[Stored items from a collection]
- - - - - - -

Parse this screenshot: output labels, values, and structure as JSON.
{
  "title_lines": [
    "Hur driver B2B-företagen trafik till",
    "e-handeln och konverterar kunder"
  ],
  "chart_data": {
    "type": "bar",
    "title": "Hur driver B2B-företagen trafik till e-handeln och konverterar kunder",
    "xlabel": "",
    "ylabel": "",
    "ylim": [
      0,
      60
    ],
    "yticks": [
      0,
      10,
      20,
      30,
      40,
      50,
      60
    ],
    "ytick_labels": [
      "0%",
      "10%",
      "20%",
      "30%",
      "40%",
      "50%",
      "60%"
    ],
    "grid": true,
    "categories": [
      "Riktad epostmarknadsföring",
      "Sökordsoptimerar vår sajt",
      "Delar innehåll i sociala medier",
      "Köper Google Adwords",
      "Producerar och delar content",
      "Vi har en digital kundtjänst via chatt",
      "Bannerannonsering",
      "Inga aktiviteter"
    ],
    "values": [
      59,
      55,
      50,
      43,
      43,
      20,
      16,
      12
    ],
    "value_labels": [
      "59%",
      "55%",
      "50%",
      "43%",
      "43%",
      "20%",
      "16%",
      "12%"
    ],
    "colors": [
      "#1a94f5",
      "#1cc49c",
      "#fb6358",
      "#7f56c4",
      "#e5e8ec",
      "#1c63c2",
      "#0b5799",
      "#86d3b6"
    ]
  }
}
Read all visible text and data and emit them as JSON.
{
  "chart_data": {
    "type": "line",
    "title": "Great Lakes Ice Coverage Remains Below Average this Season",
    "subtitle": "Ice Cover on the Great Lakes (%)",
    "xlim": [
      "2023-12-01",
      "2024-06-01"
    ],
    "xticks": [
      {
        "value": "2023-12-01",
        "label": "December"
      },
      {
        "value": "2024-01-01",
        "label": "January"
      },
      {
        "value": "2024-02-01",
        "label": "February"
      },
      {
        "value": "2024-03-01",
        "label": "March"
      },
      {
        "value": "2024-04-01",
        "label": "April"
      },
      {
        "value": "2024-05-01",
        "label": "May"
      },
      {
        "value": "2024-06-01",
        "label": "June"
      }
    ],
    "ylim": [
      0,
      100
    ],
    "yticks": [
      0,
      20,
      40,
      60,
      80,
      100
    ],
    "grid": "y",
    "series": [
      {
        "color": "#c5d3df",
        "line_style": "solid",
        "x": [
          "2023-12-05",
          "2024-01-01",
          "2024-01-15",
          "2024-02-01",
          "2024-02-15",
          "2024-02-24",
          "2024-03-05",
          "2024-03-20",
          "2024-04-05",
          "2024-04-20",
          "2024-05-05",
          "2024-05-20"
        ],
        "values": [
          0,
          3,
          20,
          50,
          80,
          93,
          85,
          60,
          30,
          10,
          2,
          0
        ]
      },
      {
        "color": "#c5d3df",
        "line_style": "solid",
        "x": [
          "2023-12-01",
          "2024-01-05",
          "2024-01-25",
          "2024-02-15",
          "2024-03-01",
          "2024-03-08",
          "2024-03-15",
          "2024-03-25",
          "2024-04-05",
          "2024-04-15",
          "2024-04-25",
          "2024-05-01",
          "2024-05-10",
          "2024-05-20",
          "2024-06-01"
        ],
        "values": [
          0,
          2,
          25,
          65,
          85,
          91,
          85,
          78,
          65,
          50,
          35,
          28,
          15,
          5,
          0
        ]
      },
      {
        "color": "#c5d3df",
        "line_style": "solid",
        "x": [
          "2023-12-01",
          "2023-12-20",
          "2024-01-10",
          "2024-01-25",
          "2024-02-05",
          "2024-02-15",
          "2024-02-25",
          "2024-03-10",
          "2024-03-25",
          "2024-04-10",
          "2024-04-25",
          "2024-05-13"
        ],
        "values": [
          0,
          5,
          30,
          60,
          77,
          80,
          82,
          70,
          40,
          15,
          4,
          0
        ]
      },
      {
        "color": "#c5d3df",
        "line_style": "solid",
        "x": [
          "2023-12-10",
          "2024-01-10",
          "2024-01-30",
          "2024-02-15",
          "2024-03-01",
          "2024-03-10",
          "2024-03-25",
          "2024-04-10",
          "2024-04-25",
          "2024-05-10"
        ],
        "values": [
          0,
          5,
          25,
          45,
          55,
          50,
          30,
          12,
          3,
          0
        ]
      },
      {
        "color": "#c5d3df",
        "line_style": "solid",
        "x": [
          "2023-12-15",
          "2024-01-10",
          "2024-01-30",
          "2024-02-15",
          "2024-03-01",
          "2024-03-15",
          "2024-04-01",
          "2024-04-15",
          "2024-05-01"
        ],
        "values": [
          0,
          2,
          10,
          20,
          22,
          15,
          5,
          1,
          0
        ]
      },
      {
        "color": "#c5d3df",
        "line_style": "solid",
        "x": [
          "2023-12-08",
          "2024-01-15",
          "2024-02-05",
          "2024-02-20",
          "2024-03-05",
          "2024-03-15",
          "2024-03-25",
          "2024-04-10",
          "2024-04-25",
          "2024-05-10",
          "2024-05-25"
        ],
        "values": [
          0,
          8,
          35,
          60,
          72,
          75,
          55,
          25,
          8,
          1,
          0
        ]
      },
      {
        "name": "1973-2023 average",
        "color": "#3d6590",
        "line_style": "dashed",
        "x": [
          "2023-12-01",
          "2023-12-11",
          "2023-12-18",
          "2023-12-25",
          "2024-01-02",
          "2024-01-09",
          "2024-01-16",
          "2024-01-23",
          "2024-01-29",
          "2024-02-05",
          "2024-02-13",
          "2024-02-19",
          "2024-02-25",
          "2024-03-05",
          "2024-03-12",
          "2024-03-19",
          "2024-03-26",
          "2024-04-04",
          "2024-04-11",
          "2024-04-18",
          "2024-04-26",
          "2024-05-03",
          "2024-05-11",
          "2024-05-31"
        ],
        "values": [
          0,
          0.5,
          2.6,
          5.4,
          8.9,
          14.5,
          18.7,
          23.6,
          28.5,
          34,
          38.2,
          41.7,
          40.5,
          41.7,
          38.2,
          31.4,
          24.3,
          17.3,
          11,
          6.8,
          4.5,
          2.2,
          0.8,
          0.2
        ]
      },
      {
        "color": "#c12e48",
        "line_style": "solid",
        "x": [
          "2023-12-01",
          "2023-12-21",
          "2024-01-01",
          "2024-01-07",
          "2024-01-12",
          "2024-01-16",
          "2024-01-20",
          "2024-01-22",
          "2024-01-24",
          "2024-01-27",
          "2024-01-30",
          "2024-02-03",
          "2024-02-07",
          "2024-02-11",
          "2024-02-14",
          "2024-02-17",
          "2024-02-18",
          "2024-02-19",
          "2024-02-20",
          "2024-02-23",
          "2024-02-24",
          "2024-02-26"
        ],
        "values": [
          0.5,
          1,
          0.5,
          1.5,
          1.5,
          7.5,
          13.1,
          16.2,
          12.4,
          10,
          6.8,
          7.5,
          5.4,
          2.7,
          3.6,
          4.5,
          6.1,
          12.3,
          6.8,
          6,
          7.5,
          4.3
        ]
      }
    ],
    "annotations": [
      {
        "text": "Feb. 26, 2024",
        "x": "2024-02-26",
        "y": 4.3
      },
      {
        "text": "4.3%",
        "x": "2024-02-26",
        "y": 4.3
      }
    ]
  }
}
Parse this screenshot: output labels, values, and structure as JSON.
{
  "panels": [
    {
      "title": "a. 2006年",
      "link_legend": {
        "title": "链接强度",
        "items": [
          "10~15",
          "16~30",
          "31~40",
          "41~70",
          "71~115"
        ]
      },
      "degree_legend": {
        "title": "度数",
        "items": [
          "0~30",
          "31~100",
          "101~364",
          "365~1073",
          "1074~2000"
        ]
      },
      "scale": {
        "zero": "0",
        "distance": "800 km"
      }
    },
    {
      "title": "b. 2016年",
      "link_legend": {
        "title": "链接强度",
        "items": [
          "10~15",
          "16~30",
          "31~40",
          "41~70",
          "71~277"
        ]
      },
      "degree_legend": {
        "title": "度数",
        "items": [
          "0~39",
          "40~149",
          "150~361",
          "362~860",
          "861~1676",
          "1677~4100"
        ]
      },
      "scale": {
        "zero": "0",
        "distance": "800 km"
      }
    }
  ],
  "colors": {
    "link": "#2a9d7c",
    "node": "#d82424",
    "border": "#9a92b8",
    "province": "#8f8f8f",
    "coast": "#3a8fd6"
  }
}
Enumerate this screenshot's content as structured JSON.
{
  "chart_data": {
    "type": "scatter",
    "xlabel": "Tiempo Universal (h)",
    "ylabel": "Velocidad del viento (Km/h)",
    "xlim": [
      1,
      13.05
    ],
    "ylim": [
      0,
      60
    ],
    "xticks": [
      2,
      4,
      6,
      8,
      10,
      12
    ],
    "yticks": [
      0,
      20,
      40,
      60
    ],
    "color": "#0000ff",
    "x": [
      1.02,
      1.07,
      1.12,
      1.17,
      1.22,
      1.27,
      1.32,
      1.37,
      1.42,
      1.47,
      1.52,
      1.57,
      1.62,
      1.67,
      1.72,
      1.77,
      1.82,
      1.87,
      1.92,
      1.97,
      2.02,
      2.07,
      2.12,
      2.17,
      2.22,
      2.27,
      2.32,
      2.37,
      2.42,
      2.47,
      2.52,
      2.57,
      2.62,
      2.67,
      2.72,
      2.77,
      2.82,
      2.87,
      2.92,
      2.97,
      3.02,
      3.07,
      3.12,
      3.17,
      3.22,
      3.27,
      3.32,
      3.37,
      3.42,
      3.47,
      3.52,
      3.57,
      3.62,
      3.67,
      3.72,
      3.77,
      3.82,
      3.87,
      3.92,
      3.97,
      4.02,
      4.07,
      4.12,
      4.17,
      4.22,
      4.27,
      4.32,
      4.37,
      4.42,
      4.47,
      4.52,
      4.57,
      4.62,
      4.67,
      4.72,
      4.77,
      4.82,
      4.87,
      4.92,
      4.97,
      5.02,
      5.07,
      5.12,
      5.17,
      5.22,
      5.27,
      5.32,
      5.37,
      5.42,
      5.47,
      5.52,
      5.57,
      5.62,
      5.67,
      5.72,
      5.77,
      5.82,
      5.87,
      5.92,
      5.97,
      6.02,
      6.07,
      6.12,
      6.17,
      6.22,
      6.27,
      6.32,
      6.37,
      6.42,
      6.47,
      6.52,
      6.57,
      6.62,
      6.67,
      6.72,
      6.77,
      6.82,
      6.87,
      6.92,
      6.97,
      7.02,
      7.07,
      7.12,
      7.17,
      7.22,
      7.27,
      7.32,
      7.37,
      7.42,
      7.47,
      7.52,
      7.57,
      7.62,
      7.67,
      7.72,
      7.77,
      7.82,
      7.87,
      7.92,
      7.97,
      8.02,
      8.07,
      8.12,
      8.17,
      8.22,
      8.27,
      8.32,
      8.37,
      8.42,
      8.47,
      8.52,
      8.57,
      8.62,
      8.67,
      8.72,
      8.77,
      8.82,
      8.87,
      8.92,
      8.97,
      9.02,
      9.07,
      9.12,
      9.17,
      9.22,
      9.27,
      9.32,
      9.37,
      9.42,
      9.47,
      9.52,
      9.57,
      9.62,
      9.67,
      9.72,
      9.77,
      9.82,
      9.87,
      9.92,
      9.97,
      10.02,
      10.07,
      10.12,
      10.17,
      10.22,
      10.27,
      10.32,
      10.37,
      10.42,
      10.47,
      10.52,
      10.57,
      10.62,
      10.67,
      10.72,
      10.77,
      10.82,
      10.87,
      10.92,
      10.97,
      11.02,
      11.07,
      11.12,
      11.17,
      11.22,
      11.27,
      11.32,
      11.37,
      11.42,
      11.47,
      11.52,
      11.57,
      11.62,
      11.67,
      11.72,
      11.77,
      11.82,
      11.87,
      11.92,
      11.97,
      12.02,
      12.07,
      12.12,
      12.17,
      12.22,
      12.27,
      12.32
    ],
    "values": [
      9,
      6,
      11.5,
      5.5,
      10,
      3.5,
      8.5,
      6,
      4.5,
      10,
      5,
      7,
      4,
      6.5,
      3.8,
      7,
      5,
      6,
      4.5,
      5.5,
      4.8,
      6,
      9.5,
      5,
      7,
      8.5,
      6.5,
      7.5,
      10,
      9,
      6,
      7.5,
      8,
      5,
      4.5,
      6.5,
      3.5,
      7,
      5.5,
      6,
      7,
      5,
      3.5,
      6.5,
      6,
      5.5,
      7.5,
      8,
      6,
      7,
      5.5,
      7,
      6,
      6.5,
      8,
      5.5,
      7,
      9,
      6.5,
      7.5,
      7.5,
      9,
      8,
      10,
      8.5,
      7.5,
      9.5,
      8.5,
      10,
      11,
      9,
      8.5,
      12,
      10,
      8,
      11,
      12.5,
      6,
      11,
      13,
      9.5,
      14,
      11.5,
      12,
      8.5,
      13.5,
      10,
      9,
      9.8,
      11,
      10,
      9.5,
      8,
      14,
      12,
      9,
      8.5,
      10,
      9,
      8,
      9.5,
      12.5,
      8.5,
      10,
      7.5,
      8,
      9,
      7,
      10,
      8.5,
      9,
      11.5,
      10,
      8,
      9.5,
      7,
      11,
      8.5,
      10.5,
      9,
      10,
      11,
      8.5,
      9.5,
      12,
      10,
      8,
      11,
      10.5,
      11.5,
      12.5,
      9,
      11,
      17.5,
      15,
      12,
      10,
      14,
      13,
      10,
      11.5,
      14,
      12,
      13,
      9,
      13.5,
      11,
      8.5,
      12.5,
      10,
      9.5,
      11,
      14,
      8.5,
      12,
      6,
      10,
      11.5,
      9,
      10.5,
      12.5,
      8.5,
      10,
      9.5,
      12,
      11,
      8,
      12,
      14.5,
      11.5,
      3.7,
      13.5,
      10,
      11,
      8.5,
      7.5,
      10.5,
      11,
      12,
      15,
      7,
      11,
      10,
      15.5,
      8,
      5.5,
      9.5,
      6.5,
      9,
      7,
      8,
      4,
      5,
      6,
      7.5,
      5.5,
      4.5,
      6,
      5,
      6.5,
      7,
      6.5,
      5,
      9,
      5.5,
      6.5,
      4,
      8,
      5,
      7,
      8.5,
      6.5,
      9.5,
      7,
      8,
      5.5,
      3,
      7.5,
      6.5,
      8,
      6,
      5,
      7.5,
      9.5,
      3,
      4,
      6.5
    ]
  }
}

- - - - - - -

▶ _Exercise prompt_
From the records given above, copy all lines containing "content".

▶ _The reply_
      "Producerar och delar content",
Enumerate this screenshot's content as structured JSON.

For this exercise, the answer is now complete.